--- INPUT DATA ---
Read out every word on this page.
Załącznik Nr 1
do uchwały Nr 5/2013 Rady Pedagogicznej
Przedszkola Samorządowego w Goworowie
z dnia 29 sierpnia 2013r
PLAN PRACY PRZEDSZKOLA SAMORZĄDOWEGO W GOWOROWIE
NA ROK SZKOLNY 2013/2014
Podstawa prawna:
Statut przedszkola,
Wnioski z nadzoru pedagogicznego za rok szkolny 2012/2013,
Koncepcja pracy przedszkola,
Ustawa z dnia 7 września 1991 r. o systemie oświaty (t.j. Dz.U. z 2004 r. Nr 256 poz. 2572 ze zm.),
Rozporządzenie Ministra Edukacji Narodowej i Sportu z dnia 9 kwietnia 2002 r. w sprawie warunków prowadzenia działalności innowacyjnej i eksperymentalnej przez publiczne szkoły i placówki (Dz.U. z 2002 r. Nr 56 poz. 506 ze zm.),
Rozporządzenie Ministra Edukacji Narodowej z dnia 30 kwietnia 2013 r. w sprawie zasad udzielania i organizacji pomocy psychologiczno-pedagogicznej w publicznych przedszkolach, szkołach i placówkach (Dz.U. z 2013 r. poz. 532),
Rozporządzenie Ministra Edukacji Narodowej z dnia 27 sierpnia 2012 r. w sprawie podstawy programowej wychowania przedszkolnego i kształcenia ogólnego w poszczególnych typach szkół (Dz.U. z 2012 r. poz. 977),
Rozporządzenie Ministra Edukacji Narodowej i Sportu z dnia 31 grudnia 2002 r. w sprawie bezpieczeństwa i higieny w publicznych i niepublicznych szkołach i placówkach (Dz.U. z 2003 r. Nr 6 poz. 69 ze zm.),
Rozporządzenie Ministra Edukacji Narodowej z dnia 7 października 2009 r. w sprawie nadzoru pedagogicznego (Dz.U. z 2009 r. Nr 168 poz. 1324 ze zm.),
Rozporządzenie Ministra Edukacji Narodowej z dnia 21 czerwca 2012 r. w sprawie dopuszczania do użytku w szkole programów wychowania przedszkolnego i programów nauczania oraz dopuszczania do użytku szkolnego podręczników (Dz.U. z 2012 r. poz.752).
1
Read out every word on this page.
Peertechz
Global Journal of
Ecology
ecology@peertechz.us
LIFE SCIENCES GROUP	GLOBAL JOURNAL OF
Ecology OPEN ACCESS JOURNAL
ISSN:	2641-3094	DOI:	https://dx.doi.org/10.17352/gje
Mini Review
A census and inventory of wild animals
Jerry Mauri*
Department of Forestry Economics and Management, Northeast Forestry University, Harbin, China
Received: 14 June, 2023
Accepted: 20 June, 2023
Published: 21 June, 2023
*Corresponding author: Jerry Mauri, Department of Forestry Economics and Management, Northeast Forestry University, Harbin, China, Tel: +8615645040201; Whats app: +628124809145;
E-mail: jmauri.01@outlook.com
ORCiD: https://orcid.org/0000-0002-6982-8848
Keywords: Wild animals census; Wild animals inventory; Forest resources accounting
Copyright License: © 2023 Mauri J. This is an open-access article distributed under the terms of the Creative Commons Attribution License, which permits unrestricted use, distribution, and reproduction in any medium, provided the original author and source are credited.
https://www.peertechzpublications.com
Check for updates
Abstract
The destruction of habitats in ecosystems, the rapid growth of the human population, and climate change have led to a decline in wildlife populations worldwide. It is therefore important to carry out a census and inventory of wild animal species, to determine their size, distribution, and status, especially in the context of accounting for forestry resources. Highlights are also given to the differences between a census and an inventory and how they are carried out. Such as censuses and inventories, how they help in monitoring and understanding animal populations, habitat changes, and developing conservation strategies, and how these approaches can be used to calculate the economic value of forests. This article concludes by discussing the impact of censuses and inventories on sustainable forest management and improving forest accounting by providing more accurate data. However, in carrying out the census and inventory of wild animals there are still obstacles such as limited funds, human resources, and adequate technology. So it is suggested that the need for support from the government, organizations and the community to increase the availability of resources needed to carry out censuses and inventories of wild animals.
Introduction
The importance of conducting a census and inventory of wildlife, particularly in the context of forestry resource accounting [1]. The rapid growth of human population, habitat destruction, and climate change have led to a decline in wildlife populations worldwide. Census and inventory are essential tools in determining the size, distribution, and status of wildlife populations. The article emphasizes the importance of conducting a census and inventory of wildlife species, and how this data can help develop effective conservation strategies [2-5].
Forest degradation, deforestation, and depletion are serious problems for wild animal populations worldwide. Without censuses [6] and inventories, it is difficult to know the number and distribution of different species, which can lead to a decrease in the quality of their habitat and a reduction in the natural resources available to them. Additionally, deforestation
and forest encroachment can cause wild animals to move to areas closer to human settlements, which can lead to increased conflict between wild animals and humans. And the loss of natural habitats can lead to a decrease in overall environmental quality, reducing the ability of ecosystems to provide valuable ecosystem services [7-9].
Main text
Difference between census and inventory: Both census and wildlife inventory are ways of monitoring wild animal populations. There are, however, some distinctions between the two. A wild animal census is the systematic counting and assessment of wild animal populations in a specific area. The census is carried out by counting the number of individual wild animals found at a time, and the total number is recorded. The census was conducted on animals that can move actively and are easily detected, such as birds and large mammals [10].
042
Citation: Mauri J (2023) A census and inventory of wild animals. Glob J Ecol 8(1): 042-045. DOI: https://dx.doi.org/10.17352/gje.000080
---
--- INPUT DATA ---
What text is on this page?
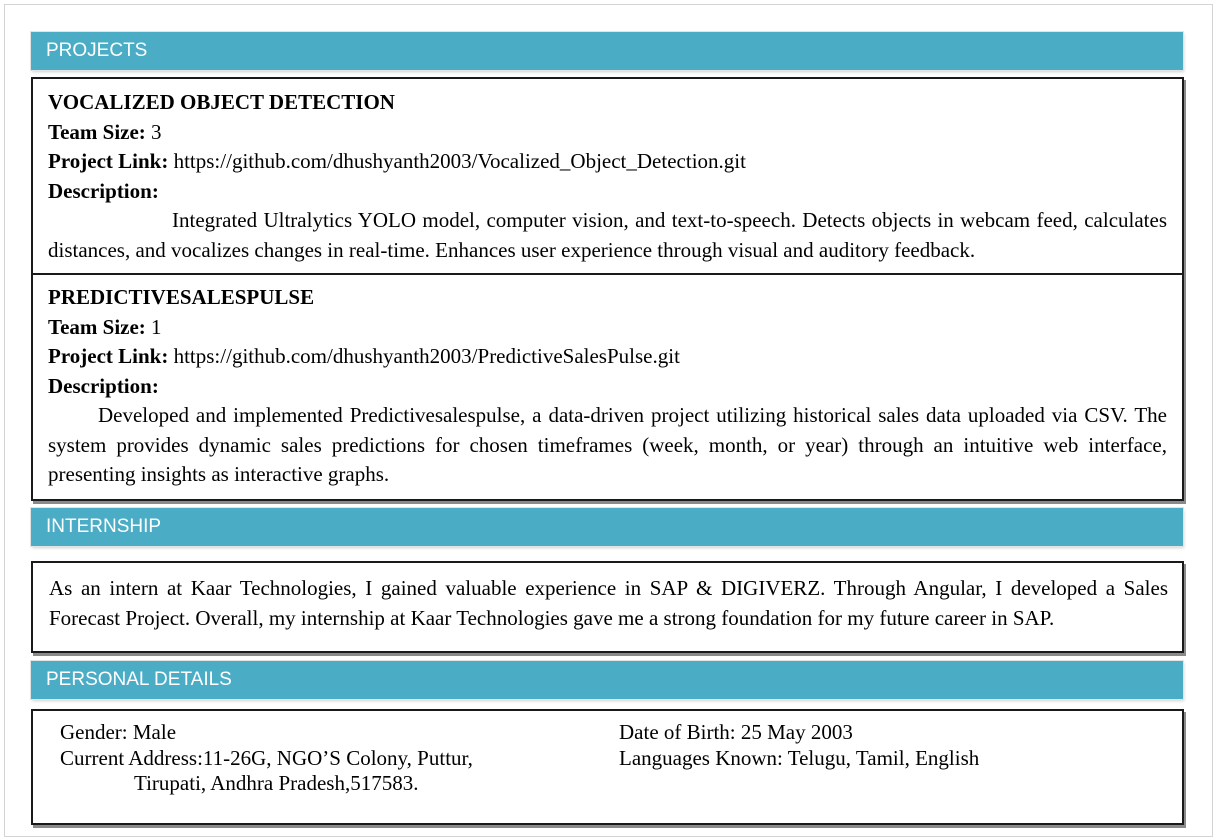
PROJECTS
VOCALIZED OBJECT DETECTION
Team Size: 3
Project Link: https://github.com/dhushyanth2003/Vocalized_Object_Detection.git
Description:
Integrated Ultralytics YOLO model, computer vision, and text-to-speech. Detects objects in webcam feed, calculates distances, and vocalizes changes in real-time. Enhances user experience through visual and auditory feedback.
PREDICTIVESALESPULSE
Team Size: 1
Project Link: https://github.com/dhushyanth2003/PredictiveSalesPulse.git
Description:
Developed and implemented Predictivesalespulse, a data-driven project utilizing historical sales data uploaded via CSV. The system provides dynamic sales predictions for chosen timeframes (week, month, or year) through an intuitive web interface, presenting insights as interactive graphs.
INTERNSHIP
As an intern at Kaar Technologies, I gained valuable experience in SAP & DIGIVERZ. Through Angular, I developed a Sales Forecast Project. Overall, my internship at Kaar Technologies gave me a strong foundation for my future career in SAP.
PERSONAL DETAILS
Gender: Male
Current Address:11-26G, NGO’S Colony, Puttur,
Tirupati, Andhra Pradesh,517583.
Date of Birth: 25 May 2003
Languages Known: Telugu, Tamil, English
---
**WHAT NEEDS TO BE DONE:**
Show every line from the listing above in which the string "wychowania" appears.

**CORRECT RESULT:**
Rozporządzenie Ministra Edukacji Narodowej z dnia 27 sierpnia 2012 r. w sprawie podstawy programowej wychowania przedszkolnego i kształcenia ogólnego w poszczególnych typach szkół (Dz.U. z 2012 r. poz. 977),
Rozporządzenie Ministra Edukacji Narodowej z dnia 21 czerwca 2012 r. w sprawie dopuszczania do użytku w szkole programów wychowania przedszkolnego i programów nauczania oraz dopuszczania do użytku szkolnego podręczników (Dz.U. z 2012 r. poz.752).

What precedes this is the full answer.